Using the entries that follow, collect the lines where the word "champ" appears.

>> BEGIN Dataset records

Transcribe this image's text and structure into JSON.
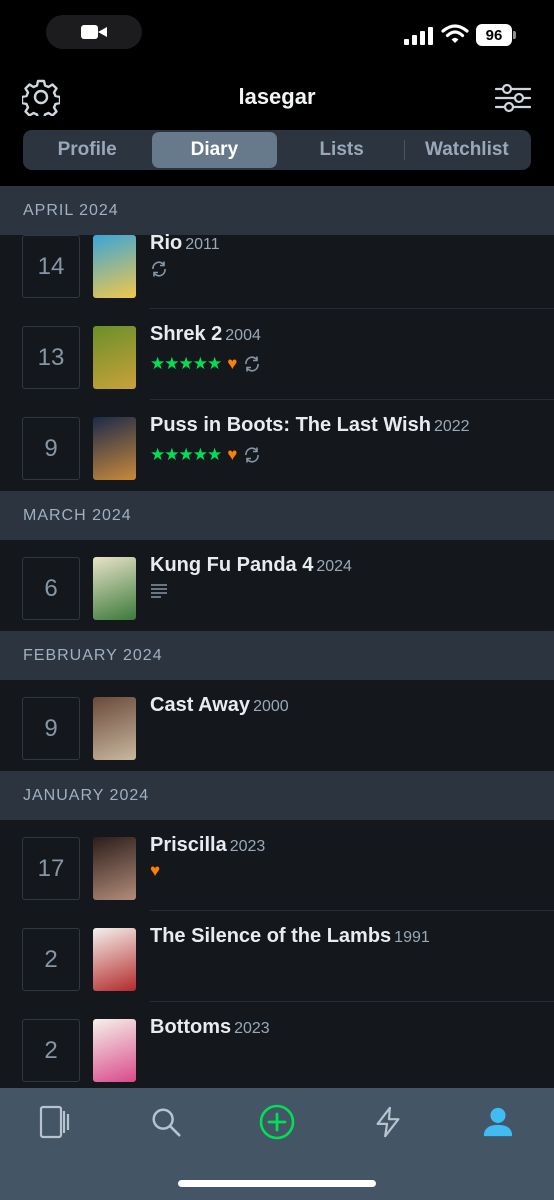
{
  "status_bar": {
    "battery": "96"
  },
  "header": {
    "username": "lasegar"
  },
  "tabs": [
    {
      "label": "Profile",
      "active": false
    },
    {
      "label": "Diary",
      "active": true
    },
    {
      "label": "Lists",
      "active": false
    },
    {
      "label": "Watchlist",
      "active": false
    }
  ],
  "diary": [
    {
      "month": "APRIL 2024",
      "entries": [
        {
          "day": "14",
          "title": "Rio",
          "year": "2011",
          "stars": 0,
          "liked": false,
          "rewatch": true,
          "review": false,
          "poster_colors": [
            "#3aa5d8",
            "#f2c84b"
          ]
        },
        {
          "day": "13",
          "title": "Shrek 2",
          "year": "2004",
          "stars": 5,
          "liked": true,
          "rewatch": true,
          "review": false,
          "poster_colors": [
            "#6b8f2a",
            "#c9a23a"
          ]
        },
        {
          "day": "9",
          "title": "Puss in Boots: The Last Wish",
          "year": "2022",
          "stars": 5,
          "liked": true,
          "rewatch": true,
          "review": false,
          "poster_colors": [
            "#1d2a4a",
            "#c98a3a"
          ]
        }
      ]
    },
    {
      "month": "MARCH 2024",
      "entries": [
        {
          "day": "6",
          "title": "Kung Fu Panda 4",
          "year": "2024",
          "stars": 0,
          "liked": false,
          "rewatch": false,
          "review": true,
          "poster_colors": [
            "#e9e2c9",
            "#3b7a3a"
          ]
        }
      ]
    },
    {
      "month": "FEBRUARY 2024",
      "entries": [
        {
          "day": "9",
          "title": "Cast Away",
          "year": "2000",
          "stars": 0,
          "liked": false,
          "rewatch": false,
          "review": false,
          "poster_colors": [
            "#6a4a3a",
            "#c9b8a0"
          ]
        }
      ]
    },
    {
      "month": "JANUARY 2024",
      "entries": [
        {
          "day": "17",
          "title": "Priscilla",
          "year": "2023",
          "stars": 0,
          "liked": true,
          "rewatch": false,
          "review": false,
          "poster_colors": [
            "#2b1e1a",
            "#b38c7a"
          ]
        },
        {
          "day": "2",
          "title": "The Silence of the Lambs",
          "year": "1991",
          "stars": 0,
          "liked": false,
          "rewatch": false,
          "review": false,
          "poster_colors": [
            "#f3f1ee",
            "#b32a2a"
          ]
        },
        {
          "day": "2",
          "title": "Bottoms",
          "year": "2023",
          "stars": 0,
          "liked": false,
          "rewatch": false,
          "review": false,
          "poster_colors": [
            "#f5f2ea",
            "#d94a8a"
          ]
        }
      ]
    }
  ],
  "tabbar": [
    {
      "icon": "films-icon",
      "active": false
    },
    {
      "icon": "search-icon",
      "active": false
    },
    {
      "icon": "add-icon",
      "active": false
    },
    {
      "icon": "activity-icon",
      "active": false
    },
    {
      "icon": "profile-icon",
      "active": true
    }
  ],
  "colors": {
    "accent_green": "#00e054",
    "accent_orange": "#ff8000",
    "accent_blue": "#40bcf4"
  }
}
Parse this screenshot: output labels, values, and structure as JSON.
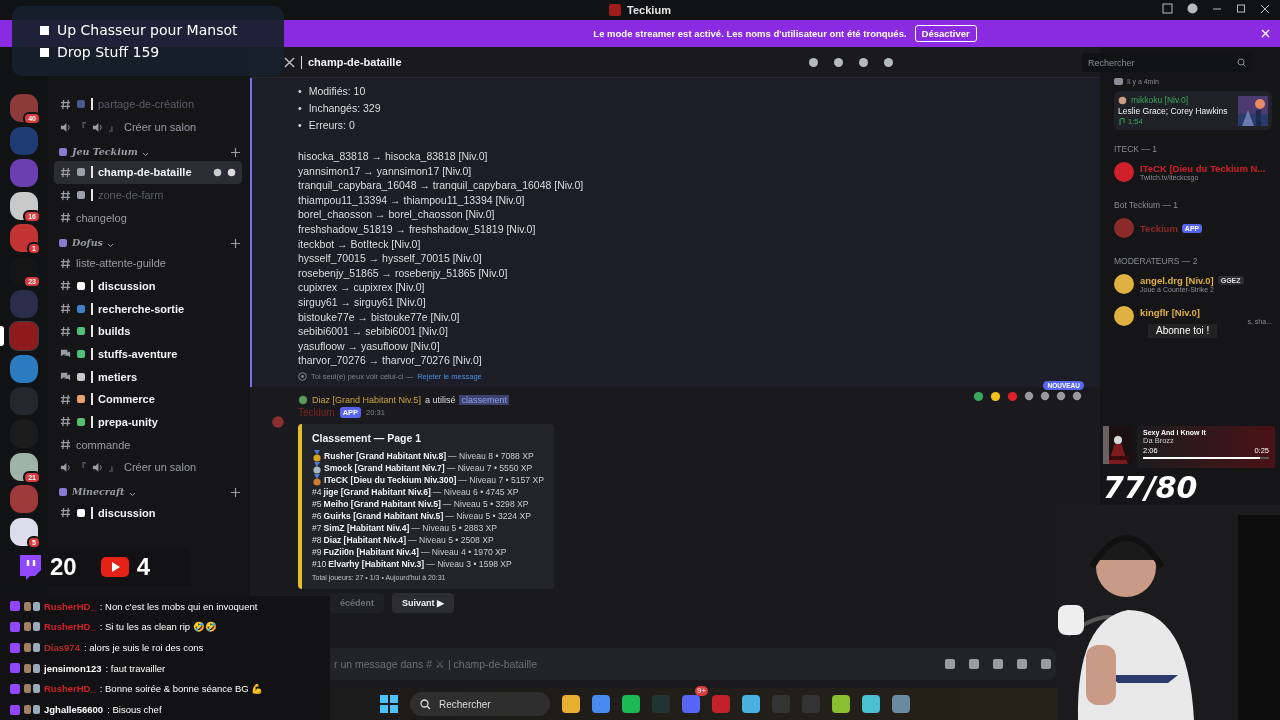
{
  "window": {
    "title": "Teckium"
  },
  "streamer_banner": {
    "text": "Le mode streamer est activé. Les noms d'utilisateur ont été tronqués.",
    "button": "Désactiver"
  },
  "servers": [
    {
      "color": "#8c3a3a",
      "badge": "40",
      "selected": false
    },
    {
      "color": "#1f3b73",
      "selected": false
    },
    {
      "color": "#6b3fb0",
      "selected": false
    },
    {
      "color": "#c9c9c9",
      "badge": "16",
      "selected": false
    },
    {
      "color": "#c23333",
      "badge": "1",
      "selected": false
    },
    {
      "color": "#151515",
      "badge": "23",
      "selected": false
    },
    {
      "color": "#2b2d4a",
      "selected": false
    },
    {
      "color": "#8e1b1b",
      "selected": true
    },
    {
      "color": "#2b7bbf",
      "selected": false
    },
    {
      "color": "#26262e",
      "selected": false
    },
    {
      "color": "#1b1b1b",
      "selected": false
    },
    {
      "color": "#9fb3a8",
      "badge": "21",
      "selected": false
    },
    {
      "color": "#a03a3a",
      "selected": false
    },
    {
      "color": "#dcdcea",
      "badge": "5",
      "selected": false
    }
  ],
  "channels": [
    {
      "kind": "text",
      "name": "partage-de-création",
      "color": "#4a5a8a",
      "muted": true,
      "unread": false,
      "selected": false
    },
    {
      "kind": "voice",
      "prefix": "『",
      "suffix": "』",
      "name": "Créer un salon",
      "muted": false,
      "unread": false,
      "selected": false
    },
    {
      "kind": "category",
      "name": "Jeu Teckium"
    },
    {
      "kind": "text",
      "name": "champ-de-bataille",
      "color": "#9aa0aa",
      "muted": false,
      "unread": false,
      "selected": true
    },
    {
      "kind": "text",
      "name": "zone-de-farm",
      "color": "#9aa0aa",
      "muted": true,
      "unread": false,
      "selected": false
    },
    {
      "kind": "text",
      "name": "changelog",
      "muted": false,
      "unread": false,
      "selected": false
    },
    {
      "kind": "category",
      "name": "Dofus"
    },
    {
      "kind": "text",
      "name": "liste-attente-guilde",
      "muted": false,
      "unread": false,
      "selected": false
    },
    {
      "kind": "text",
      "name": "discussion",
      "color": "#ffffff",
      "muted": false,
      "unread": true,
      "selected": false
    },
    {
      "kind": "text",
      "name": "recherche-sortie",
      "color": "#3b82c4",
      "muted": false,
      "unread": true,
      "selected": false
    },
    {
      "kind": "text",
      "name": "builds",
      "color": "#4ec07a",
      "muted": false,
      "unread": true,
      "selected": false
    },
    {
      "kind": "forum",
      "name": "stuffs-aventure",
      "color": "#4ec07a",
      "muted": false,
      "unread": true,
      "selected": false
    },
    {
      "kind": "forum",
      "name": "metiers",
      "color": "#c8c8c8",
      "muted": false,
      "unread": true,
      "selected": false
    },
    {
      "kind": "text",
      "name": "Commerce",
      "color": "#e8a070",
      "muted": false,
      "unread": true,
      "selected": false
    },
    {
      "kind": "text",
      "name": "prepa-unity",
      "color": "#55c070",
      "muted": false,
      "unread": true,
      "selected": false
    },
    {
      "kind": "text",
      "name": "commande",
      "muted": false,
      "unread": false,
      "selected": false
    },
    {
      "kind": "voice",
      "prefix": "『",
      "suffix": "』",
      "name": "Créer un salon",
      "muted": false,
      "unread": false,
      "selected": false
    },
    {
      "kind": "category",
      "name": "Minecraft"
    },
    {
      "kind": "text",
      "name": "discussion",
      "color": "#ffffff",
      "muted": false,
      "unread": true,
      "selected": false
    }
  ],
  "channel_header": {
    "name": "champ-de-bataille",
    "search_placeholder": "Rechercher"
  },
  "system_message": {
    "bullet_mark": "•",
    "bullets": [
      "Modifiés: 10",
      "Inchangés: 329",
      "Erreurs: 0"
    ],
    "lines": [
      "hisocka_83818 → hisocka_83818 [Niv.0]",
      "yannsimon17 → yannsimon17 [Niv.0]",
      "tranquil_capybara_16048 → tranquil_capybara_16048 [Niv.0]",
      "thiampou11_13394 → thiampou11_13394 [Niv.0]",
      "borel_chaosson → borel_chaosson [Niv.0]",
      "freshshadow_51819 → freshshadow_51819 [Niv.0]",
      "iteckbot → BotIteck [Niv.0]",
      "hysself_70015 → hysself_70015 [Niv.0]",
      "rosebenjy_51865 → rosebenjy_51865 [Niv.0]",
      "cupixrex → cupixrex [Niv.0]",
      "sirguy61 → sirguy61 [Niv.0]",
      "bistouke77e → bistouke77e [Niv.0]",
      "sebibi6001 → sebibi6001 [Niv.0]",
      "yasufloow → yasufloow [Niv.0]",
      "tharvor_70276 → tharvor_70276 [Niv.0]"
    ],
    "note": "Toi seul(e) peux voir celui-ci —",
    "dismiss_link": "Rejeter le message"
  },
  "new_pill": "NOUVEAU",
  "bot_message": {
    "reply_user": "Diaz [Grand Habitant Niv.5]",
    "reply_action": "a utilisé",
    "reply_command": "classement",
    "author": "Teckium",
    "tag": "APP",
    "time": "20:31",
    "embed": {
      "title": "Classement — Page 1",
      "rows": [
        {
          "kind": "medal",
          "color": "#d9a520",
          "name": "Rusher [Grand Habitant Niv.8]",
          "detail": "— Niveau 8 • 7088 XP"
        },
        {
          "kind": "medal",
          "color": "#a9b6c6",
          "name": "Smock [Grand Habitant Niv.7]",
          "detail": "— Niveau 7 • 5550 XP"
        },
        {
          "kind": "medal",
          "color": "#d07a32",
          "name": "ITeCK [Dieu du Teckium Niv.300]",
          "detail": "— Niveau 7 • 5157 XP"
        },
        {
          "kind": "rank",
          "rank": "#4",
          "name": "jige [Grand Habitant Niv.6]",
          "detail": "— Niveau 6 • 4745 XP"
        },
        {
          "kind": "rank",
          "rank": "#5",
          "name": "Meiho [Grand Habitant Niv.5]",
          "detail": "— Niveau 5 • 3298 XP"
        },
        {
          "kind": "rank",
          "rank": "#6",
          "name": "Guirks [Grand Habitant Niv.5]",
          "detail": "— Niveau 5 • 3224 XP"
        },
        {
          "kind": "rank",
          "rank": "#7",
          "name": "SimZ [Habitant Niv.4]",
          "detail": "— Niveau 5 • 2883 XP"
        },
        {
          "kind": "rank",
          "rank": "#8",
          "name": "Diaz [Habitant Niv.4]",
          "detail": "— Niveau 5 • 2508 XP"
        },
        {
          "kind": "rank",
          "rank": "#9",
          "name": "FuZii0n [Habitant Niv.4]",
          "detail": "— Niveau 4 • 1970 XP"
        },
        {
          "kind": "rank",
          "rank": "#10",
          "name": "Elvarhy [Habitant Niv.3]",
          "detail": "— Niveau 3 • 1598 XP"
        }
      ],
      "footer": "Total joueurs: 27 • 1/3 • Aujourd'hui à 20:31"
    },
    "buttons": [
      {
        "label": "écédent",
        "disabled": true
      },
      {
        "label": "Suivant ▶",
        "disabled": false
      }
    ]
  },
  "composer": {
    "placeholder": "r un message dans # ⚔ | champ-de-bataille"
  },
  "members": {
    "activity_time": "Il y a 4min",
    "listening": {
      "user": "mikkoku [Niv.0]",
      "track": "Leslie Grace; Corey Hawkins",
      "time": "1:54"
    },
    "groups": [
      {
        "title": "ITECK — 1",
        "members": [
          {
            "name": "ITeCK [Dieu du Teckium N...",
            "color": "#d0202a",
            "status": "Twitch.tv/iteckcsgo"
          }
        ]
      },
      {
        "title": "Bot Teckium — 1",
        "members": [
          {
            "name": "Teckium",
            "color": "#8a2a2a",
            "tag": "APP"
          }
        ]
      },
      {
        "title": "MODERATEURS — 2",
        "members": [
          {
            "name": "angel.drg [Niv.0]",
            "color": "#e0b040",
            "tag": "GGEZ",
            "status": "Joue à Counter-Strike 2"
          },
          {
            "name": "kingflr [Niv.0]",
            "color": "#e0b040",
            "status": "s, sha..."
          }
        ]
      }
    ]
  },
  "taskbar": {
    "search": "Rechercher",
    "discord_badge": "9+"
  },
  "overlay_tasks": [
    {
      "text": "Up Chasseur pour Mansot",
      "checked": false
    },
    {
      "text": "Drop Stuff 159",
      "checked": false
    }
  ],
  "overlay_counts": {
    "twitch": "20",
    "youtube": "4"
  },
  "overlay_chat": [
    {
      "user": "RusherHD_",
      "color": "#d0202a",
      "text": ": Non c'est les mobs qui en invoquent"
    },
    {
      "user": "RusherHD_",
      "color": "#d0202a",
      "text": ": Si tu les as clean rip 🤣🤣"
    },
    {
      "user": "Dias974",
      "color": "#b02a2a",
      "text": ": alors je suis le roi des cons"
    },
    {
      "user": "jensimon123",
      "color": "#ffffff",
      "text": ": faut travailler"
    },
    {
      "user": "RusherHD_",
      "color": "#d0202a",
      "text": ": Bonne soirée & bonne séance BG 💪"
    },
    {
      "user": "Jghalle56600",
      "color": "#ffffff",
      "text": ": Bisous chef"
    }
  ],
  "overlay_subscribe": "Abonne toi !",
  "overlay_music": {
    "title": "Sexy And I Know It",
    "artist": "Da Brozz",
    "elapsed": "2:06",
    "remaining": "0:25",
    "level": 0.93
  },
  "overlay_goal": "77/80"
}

>> END Dataset records

#### Result for this exercise
      "name": "champ-de-bataille",
    "name": "champ-de-bataille",
    "placeholder": "r un message dans # ⚔ | champ-de-bataille"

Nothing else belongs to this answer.